* **Work required**: Return all of the lines below exactly as they are.
..........
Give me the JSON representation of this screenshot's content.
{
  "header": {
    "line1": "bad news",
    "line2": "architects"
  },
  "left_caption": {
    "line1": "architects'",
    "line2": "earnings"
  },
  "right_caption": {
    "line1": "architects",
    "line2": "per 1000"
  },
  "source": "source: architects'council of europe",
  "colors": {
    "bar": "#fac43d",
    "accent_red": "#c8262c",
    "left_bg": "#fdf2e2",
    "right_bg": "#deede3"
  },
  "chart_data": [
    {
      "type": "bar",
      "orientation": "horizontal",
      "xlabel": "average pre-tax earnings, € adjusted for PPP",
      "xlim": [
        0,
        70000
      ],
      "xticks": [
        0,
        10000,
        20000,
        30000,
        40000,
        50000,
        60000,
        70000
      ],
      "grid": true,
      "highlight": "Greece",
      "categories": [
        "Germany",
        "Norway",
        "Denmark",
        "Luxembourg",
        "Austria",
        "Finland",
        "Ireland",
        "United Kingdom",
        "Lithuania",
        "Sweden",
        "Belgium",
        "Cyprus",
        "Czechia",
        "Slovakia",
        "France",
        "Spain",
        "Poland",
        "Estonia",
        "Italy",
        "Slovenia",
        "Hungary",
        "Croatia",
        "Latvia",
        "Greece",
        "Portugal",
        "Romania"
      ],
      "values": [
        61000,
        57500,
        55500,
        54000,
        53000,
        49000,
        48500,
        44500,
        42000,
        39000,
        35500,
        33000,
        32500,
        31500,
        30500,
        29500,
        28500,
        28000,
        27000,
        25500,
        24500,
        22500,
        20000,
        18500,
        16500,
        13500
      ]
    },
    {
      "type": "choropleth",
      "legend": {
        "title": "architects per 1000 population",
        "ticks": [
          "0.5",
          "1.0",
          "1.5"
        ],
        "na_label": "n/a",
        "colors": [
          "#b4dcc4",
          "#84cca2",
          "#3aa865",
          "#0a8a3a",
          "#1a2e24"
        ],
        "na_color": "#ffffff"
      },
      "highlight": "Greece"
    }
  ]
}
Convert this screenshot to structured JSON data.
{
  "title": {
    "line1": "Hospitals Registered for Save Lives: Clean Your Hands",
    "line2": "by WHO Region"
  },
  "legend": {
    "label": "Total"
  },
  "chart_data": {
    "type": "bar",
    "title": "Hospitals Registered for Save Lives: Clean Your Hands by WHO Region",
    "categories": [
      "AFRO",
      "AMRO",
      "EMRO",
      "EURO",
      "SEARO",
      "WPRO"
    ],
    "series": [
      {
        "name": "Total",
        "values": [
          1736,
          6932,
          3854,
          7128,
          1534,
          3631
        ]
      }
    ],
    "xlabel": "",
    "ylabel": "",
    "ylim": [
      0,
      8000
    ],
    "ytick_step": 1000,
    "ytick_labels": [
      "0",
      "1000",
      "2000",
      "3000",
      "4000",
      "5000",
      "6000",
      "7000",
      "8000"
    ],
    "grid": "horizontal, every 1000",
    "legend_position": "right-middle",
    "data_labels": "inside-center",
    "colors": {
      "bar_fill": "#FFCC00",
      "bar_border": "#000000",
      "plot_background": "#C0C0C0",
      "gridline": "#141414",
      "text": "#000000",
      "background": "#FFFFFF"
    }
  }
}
..........
* **Reply to the exercise**:
Give me the JSON representation of this screenshot's content.
{
  "header": {
    "line1": "bad news",
    "line2": "architects"
  },
  "left_caption": {
    "line1": "architects'",
    "line2": "earnings"
  },
  "right_caption": {
    "line1": "architects",
    "line2": "per 1000"
  },
  "source": "source: architects'council of europe",
  "colors": {
    "bar": "#fac43d",
    "accent_red": "#c8262c",
    "left_bg": "#fdf2e2",
    "right_bg": "#deede3"
  },
  "chart_data": [
    {
      "type": "bar",
      "orientation": "horizontal",
      "xlabel": "average pre-tax earnings, € adjusted for PPP",
      "xlim": [
        0,
        70000
      ],
      "xticks": [
        0,
        10000,
        20000,
        30000,
        40000,
        50000,
        60000,
        70000
      ],
      "grid": true,
      "highlight": "Greece",
      "categories": [
        "Germany",
        "Norway",
        "Denmark",
        "Luxembourg",
        "Austria",
        "Finland",
        "Ireland",
        "United Kingdom",
        "Lithuania",
        "Sweden",
        "Belgium",
        "Cyprus",
        "Czechia",
        "Slovakia",
        "France",
        "Spain",
        "Poland",
        "Estonia",
        "Italy",
        "Slovenia",
        "Hungary",
        "Croatia",
        "Latvia",
        "Greece",
        "Portugal",
        "Romania"
      ],
      "values": [
        61000,
        57500,
        55500,
        54000,
        53000,
        49000,
        48500,
        44500,
        42000,
        39000,
        35500,
        33000,
        32500,
        31500,
        30500,
        29500,
        28500,
        28000,
        27000,
        25500,
        24500,
        22500,
        20000,
        18500,
        16500,
        13500
      ]
    },
    {
      "type": "choropleth",
      "legend": {
        "title": "architects per 1000 population",
        "ticks": [
          "0.5",
          "1.0",
          "1.5"
        ],
        "na_label": "n/a",
        "colors": [
          "#b4dcc4",
          "#84cca2",
          "#3aa865",
          "#0a8a3a",
          "#1a2e24"
        ],
        "na_color": "#ffffff"
      },
      "highlight": "Greece"
    }
  ]
}
Convert this screenshot to structured JSON data.
{
  "title": {
    "line1": "Hospitals Registered for Save Lives: Clean Your Hands",
    "line2": "by WHO Region"
  },
  "legend": {
    "label": "Total"
  },
  "chart_data": {
    "type": "bar",
    "title": "Hospitals Registered for Save Lives: Clean Your Hands by WHO Region",
    "categories": [
      "AFRO",
      "AMRO",
      "EMRO",
      "EURO",
      "SEARO",
      "WPRO"
    ],
    "series": [
      {
        "name": "Total",
        "values": [
          1736,
          6932,
          3854,
          7128,
          1534,
          3631
        ]
      }
    ],
    "xlabel": "",
    "ylabel": "",
    "ylim": [
      0,
      8000
    ],
    "ytick_step": 1000,
    "ytick_labels": [
      "0",
      "1000",
      "2000",
      "3000",
      "4000",
      "5000",
      "6000",
      "7000",
      "8000"
    ],
    "grid": "horizontal, every 1000",
    "legend_position": "right-middle",
    "data_labels": "inside-center",
    "colors": {
      "bar_fill": "#FFCC00",
      "bar_border": "#000000",
      "plot_background": "#C0C0C0",
      "gridline": "#141414",
      "text": "#000000",
      "background": "#FFFFFF"
    }
  }
}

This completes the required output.